▶ [What this task involves]: Tell how many lines have the string "Sequence" in them, and write nothing besides the number.

▶ [Records shown]:
──────────

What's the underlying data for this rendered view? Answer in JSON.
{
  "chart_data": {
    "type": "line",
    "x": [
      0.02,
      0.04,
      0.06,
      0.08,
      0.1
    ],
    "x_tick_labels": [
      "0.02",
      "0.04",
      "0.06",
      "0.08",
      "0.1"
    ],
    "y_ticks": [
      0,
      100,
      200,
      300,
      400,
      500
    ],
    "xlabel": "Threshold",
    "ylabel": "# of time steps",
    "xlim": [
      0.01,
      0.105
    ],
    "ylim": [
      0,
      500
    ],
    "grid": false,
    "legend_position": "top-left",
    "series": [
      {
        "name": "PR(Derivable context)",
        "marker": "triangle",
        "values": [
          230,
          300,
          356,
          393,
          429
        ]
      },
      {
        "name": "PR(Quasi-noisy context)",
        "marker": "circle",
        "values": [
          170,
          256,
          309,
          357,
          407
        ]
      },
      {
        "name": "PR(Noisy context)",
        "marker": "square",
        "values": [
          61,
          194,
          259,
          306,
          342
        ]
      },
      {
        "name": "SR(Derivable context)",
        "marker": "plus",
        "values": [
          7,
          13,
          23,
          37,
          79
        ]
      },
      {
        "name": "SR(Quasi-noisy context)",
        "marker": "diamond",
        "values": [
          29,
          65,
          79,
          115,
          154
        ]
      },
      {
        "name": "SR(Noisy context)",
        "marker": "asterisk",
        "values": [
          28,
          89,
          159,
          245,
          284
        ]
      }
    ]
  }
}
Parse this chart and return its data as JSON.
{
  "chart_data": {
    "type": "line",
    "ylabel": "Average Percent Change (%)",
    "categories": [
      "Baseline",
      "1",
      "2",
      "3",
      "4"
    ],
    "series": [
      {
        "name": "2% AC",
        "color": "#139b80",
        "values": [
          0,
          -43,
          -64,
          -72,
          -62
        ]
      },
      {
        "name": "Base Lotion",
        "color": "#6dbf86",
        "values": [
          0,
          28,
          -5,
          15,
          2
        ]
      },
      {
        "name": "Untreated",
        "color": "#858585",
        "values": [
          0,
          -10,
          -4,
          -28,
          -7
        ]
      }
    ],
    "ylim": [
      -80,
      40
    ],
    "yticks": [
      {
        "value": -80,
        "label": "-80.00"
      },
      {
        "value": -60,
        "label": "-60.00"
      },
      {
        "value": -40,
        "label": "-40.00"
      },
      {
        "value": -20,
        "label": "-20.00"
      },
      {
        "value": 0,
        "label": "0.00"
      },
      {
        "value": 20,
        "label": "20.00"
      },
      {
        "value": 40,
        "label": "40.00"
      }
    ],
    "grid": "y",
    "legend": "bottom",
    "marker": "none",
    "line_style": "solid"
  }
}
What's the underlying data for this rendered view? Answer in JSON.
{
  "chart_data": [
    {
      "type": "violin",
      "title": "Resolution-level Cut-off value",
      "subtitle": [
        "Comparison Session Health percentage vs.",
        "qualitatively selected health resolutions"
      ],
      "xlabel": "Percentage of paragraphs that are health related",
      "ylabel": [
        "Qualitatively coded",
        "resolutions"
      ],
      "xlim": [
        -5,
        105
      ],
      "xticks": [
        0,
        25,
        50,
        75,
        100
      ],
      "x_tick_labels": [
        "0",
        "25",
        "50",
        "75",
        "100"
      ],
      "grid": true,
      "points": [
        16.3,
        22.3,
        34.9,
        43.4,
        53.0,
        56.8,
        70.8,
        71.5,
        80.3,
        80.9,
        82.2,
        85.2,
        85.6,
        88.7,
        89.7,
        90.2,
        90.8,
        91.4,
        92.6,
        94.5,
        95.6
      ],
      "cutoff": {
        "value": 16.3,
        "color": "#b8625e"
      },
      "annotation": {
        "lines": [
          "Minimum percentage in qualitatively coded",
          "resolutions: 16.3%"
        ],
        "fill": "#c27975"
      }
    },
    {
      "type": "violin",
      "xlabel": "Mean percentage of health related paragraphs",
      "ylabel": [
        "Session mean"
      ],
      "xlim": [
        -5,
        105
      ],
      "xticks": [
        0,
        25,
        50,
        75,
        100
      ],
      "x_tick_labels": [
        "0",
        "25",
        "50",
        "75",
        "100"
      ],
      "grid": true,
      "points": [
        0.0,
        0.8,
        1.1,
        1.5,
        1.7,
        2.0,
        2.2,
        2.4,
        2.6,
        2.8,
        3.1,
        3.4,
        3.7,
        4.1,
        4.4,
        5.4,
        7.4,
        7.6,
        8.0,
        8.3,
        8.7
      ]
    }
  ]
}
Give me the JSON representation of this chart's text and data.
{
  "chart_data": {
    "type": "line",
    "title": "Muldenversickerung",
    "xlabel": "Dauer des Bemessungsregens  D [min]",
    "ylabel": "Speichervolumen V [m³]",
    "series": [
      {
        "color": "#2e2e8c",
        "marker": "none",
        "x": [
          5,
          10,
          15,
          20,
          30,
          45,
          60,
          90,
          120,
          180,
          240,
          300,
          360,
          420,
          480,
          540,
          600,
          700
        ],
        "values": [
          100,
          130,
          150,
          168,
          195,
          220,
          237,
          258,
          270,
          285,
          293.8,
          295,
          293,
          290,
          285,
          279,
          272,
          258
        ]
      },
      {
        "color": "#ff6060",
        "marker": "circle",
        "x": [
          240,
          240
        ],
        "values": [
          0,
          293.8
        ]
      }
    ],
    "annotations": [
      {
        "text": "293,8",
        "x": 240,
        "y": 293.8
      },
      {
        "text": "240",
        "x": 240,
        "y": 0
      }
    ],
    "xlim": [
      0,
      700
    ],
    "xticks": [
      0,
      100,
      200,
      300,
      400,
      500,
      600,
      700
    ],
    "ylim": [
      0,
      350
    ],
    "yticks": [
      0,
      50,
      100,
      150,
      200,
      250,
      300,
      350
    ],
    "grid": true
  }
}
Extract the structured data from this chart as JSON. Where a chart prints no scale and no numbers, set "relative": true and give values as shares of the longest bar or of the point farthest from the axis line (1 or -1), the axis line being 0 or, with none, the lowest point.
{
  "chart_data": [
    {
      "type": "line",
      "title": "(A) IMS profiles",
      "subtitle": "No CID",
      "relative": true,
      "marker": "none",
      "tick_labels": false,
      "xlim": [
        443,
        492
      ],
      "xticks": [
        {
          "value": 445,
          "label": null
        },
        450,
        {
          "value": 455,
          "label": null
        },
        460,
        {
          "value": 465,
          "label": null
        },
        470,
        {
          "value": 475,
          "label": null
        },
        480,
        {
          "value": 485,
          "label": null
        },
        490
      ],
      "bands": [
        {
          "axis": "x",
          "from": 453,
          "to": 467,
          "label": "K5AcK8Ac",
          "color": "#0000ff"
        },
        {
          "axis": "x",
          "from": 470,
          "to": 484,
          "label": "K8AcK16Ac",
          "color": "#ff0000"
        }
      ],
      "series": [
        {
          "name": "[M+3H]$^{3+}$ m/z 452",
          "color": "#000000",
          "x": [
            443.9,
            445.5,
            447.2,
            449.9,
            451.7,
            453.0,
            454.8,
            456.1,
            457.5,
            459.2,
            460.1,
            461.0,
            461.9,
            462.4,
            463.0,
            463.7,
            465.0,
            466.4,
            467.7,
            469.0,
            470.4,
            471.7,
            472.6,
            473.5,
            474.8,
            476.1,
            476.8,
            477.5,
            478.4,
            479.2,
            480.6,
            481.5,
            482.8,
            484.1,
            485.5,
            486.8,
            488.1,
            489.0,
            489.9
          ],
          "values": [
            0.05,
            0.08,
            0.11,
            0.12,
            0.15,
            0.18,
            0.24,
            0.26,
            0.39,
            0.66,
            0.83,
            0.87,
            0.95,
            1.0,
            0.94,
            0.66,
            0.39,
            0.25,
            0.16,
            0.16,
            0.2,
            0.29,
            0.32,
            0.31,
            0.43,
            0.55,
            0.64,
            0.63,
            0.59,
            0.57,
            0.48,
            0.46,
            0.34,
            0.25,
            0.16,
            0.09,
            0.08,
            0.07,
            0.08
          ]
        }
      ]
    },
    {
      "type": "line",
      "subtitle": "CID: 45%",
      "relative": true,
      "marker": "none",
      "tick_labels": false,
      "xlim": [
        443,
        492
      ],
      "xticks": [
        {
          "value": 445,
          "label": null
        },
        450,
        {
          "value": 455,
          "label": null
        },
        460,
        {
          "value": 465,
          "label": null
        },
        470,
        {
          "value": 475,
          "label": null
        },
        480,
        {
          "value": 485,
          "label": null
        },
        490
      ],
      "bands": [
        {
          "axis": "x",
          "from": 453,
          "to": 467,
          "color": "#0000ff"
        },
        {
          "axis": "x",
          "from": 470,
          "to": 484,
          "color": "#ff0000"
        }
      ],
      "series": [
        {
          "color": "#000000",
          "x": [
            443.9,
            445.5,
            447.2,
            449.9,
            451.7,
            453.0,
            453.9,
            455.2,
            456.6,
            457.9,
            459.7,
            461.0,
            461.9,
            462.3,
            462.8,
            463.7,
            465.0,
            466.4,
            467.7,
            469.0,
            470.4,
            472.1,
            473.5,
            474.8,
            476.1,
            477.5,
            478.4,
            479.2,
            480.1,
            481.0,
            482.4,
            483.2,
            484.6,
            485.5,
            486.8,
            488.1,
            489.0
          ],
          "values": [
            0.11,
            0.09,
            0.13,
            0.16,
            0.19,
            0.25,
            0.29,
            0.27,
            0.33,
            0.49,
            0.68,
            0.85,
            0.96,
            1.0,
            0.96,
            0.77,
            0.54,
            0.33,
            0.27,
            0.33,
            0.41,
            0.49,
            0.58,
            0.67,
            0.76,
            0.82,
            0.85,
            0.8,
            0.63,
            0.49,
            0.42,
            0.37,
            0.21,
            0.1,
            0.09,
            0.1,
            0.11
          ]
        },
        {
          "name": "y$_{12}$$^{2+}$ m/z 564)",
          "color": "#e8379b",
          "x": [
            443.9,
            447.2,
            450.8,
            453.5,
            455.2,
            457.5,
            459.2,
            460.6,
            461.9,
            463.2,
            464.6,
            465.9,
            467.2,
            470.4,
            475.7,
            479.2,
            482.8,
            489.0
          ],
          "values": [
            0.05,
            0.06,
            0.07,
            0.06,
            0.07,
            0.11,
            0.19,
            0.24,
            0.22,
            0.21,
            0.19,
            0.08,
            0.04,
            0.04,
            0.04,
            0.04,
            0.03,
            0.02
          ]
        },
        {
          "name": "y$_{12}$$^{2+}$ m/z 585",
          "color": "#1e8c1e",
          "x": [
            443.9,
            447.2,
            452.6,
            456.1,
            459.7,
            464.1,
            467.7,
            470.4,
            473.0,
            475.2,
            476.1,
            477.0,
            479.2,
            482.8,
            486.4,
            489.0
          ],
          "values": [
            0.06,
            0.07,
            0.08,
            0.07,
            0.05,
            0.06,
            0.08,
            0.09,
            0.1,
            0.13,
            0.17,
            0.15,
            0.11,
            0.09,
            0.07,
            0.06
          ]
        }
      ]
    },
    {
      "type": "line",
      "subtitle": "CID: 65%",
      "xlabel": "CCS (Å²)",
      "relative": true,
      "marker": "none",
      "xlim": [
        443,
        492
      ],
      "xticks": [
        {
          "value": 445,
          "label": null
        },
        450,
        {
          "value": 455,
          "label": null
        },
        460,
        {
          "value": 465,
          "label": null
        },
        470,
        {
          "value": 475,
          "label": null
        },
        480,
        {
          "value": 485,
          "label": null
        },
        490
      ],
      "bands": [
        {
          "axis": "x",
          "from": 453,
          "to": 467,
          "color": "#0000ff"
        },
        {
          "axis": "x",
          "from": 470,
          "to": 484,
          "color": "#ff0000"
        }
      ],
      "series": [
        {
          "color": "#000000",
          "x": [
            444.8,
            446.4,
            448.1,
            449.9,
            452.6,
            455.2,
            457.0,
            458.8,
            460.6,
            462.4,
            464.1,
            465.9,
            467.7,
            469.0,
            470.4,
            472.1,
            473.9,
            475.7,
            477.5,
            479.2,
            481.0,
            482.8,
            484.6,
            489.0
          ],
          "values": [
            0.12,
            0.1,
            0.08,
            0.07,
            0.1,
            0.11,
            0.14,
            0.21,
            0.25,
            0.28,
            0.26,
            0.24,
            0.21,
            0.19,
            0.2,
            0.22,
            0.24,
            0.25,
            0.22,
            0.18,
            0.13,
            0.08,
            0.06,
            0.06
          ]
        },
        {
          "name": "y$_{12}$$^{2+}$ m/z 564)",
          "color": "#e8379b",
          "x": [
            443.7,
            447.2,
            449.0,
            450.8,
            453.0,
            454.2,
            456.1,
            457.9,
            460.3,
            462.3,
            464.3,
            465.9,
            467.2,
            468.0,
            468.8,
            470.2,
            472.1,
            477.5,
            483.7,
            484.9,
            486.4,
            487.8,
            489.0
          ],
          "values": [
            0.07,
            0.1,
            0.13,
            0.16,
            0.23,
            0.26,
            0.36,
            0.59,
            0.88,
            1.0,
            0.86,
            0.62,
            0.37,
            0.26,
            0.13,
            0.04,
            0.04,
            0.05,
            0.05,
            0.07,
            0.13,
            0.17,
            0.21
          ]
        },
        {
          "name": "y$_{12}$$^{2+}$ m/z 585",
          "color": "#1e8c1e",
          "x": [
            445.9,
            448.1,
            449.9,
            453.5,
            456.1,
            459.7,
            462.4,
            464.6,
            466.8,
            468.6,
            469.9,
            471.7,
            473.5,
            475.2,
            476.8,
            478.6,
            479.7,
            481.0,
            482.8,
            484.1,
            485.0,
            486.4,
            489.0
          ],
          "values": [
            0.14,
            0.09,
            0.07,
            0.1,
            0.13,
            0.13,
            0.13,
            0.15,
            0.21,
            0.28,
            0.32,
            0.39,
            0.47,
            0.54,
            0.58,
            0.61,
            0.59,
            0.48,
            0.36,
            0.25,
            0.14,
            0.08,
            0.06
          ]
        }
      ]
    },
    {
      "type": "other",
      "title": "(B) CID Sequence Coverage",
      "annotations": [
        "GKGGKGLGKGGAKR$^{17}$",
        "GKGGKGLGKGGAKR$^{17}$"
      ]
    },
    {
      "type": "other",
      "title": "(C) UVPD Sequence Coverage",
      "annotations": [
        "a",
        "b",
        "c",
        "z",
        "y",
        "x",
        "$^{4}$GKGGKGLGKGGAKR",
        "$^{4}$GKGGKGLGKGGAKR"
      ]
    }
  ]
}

──────────

▶ [Task answer]: 2